> Task prompt
What is the number of lines in these entries that contain "this"? State it alone.

* * * * *

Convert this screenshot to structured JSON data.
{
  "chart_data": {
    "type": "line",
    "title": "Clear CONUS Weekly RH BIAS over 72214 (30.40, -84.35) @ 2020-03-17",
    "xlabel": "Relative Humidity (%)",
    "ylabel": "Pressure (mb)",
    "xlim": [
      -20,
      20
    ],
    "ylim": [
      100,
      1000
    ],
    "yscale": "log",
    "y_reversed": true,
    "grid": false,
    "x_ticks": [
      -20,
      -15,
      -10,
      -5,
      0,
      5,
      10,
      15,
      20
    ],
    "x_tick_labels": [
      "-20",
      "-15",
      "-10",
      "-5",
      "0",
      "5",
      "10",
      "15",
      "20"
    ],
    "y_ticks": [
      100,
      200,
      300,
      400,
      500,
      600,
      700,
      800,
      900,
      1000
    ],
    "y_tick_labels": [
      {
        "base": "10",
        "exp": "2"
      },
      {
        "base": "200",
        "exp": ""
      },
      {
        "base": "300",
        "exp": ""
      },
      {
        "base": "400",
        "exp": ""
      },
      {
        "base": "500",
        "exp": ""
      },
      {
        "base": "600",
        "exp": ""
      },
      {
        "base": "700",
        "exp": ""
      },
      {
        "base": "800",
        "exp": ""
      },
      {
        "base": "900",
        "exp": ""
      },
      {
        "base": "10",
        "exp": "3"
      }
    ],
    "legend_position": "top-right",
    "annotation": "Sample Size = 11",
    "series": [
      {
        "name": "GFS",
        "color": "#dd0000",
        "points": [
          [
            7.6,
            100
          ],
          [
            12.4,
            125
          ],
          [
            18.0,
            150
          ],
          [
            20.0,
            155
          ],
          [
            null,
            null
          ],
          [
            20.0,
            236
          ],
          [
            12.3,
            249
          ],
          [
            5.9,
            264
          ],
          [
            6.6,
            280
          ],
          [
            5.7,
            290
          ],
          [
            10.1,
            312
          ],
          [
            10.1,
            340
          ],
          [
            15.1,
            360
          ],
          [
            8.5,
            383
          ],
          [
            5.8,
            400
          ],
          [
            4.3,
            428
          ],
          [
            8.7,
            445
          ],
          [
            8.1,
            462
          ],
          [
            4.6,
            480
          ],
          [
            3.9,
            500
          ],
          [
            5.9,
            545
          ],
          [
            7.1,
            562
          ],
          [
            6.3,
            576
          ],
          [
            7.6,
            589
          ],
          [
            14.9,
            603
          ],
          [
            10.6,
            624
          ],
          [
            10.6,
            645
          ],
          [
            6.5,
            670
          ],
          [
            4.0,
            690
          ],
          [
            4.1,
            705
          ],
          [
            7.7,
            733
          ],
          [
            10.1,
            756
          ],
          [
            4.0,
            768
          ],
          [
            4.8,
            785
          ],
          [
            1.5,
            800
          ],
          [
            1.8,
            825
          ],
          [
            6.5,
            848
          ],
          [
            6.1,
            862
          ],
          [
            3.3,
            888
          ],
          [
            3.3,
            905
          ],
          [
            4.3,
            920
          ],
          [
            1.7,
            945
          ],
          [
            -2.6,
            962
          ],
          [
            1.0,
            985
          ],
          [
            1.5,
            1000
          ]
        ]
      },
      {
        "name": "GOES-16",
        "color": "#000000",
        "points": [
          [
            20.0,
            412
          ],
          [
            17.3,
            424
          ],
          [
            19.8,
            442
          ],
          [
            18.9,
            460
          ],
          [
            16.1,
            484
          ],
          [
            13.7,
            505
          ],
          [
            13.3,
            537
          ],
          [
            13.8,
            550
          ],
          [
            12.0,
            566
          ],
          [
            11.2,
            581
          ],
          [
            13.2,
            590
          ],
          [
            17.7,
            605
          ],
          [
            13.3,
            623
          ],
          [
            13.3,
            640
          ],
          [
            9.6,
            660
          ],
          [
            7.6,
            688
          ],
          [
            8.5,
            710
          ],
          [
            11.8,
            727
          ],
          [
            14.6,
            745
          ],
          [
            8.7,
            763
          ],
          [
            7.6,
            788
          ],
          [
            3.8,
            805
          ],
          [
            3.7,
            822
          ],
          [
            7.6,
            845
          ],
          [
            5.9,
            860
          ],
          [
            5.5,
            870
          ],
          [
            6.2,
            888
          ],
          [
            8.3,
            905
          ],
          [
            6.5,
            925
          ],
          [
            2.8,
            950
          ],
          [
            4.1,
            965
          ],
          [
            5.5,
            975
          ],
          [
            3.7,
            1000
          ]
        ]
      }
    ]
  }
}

* * * * *

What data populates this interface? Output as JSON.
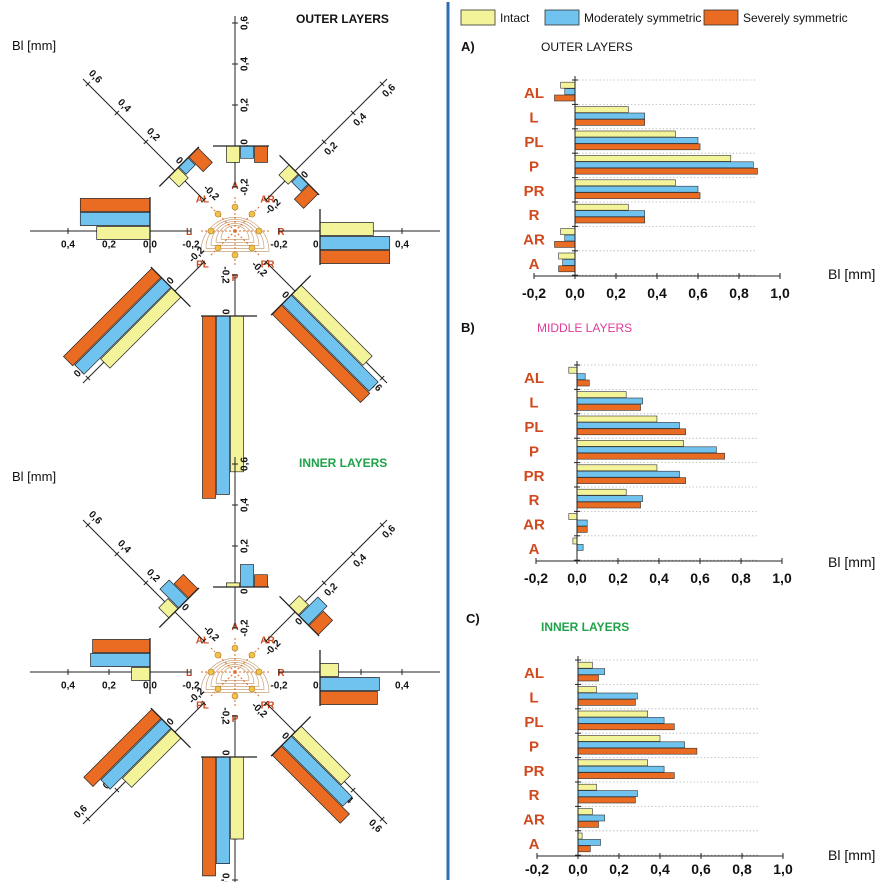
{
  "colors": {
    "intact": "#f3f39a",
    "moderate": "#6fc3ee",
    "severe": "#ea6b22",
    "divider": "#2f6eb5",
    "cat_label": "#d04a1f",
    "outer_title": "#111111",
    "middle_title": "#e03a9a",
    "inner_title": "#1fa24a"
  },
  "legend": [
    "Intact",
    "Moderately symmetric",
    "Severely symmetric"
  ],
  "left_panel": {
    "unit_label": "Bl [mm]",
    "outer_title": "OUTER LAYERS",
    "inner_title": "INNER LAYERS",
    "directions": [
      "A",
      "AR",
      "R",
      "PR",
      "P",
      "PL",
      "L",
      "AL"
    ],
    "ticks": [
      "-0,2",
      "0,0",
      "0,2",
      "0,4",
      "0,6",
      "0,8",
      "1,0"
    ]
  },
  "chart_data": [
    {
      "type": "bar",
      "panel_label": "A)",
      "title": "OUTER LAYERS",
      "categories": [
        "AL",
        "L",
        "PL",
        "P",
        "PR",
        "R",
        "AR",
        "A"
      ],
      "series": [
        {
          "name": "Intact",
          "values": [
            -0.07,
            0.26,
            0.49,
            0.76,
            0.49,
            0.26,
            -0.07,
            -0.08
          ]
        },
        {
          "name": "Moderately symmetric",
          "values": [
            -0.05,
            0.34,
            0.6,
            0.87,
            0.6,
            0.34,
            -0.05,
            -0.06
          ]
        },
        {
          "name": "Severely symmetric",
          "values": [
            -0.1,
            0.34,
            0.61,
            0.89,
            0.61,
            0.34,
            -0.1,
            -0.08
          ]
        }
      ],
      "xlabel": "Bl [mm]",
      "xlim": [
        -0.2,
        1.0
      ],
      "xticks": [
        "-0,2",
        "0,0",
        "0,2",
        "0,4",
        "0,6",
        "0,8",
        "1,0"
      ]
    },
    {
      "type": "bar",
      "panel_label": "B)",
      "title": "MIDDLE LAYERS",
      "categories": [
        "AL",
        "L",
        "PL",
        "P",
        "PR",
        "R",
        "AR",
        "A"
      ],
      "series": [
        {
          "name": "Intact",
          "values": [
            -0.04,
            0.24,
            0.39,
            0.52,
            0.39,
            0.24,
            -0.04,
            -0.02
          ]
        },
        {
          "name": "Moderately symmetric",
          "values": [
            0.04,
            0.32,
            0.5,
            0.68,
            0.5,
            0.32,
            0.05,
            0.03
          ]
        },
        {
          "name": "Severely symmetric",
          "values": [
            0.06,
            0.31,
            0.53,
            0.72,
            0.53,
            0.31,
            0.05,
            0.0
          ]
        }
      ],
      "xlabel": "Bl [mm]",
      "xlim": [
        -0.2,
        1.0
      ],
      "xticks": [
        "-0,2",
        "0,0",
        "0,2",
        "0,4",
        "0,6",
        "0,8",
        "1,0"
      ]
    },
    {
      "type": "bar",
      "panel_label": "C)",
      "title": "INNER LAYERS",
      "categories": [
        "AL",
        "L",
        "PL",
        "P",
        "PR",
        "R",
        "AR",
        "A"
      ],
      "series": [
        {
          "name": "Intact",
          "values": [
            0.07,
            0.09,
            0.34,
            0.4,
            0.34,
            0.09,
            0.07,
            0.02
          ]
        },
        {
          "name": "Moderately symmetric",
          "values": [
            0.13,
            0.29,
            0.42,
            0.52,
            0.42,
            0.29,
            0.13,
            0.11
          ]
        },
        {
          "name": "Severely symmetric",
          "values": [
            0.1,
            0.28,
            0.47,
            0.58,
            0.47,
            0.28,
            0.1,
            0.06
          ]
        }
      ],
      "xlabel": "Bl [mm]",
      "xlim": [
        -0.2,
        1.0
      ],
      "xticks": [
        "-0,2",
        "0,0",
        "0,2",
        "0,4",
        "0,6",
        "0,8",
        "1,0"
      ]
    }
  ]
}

* * * * *

> Task response
2